AIM OF THE TASK
Look through the entries below and report how many lines hold the string "Always". Only the number is wanted.

---- DATA TO USE

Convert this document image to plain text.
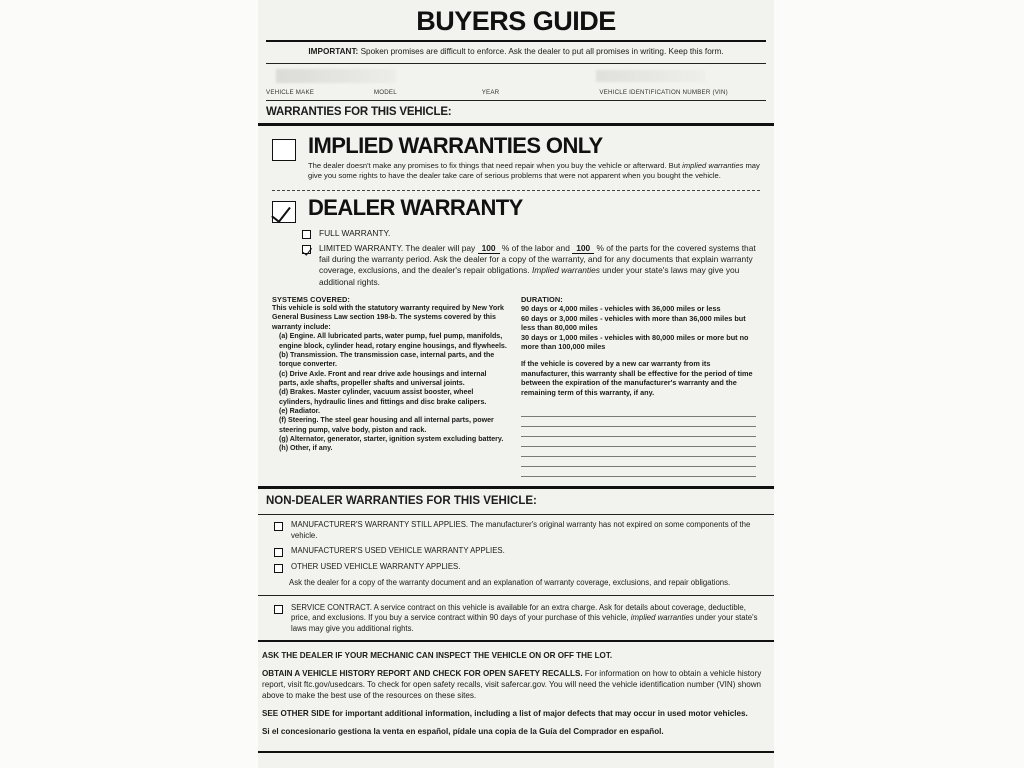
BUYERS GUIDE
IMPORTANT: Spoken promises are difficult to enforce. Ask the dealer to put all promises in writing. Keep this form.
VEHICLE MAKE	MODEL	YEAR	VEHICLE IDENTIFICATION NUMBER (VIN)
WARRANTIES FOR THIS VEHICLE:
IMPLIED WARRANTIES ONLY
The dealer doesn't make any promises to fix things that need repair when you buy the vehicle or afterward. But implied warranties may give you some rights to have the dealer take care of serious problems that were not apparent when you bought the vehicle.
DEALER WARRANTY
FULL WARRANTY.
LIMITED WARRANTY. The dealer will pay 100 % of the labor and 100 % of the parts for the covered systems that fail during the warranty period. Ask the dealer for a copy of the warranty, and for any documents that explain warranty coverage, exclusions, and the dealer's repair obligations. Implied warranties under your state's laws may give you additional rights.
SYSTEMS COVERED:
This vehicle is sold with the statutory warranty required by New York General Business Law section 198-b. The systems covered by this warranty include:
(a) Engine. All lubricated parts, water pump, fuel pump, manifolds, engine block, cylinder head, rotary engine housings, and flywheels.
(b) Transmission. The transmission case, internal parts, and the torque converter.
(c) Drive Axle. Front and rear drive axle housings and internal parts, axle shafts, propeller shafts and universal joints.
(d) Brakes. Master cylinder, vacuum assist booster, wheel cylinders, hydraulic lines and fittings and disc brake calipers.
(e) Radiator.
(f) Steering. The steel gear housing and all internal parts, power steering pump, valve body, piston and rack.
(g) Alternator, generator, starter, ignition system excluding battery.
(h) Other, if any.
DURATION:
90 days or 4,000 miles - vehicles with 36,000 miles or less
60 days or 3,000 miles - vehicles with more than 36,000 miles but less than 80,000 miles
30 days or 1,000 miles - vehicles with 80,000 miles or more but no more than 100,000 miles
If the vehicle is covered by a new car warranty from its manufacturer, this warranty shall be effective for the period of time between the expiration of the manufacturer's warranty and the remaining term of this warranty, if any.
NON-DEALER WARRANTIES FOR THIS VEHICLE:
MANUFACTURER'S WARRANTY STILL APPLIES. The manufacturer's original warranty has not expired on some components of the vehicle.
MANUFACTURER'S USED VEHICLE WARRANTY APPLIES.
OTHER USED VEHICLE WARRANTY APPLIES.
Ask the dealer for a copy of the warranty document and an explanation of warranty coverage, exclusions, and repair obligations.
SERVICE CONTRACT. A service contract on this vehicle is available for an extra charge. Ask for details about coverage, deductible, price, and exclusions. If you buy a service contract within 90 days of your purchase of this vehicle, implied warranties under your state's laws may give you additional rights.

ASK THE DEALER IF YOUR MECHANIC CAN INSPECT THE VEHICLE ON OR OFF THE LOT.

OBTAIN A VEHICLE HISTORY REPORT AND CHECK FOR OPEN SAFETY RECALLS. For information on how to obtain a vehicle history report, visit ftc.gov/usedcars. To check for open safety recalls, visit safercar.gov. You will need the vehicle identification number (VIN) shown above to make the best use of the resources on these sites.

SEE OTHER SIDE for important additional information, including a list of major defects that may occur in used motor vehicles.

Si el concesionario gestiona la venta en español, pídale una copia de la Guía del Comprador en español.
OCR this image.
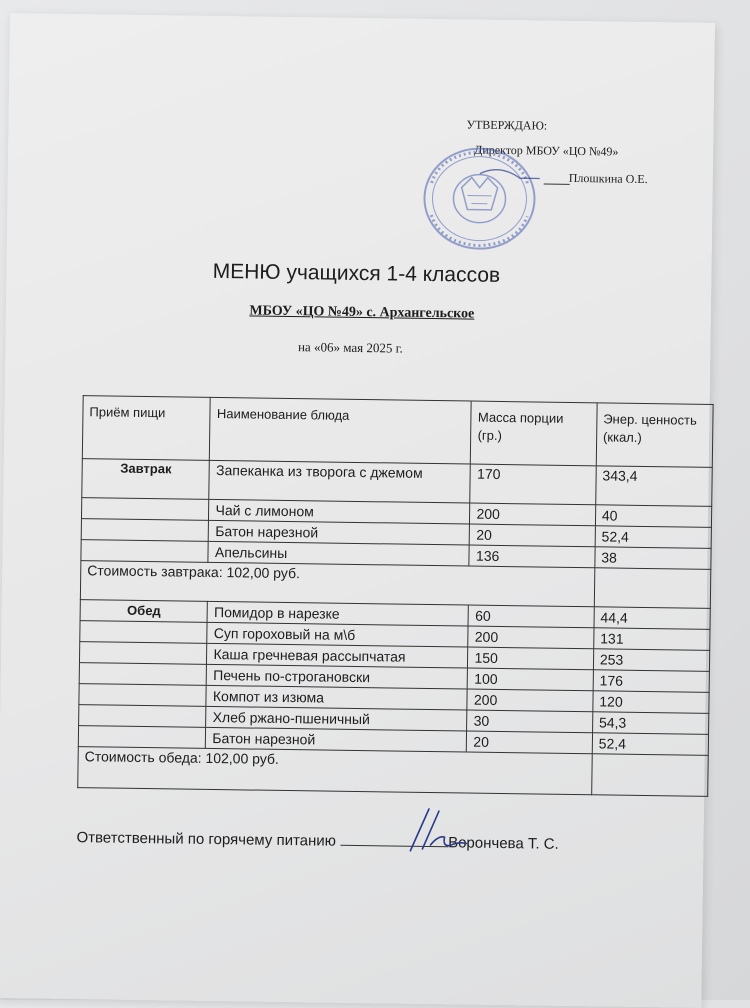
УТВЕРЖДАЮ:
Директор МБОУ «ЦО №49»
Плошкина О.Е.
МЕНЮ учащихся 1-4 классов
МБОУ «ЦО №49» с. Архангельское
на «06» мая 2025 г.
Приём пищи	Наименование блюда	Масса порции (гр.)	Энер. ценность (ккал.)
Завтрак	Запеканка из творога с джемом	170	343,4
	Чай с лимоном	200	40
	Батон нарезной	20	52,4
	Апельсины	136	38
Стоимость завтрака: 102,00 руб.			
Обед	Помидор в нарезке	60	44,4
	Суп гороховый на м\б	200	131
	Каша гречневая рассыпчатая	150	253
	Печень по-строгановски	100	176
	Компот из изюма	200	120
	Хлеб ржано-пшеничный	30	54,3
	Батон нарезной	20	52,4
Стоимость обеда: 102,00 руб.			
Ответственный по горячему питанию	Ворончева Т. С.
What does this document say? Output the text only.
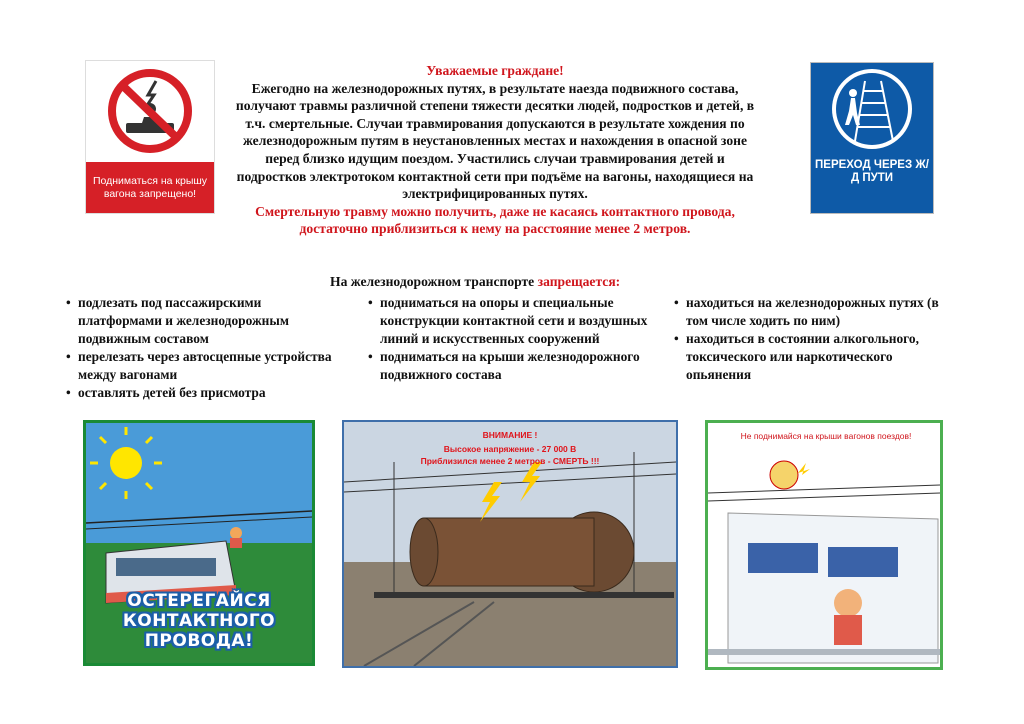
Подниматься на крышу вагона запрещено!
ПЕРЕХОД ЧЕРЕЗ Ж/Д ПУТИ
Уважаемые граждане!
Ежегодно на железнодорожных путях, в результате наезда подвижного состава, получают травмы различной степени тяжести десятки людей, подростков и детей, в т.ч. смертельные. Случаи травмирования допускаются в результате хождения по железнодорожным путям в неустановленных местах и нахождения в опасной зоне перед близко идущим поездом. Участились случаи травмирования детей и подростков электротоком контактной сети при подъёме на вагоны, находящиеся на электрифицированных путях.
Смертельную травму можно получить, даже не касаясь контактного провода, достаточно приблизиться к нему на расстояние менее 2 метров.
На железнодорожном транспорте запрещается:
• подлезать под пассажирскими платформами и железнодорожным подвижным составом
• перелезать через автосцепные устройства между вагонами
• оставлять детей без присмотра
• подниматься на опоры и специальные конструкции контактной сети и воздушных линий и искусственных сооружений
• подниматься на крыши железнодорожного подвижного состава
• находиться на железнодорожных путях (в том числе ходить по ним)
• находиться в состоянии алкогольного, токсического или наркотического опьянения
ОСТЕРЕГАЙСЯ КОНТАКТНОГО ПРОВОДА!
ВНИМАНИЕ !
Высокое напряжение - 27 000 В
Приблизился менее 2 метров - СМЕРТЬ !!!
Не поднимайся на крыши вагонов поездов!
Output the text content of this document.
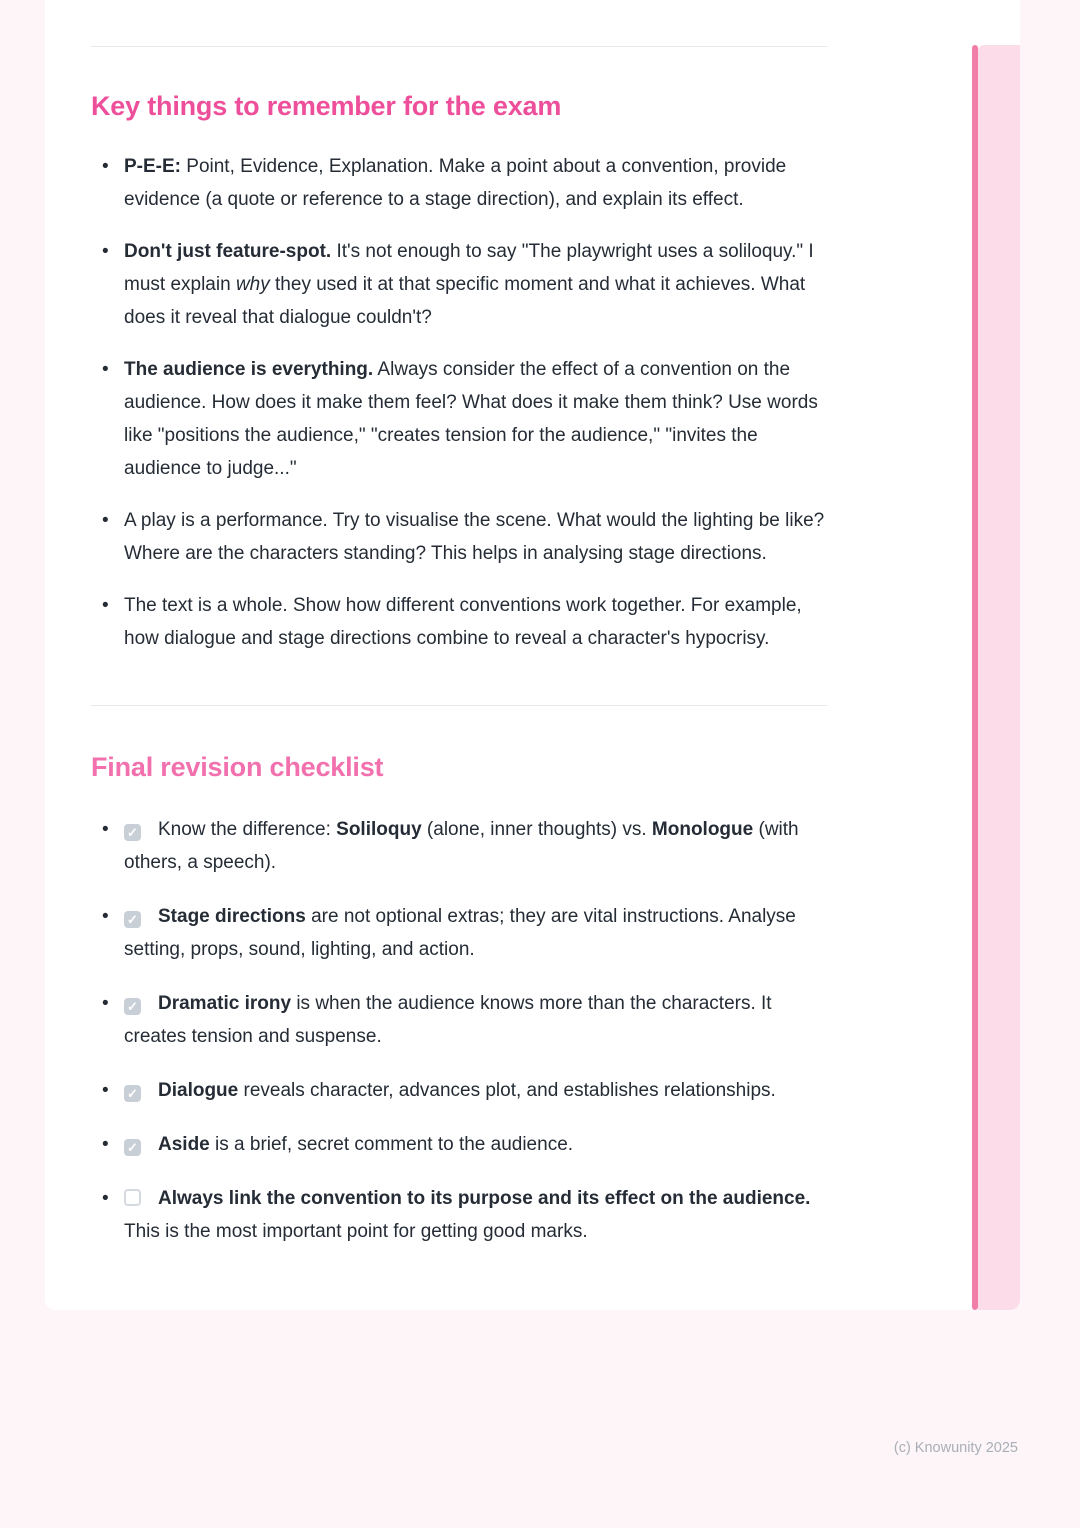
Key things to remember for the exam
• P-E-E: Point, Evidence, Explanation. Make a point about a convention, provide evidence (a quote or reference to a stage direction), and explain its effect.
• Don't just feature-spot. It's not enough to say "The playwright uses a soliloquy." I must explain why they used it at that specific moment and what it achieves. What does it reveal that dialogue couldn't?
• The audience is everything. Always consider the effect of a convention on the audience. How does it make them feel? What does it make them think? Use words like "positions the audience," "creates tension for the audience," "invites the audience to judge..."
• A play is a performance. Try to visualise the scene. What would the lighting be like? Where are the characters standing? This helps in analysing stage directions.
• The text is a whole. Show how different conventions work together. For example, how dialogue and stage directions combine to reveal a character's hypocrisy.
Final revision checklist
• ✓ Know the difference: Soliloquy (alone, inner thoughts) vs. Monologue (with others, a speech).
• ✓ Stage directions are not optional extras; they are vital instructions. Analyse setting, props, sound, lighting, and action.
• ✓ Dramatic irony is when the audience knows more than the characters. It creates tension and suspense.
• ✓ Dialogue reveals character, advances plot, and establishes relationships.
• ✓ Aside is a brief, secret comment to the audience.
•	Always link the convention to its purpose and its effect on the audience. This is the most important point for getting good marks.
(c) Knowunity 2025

--------

SOLUTION
2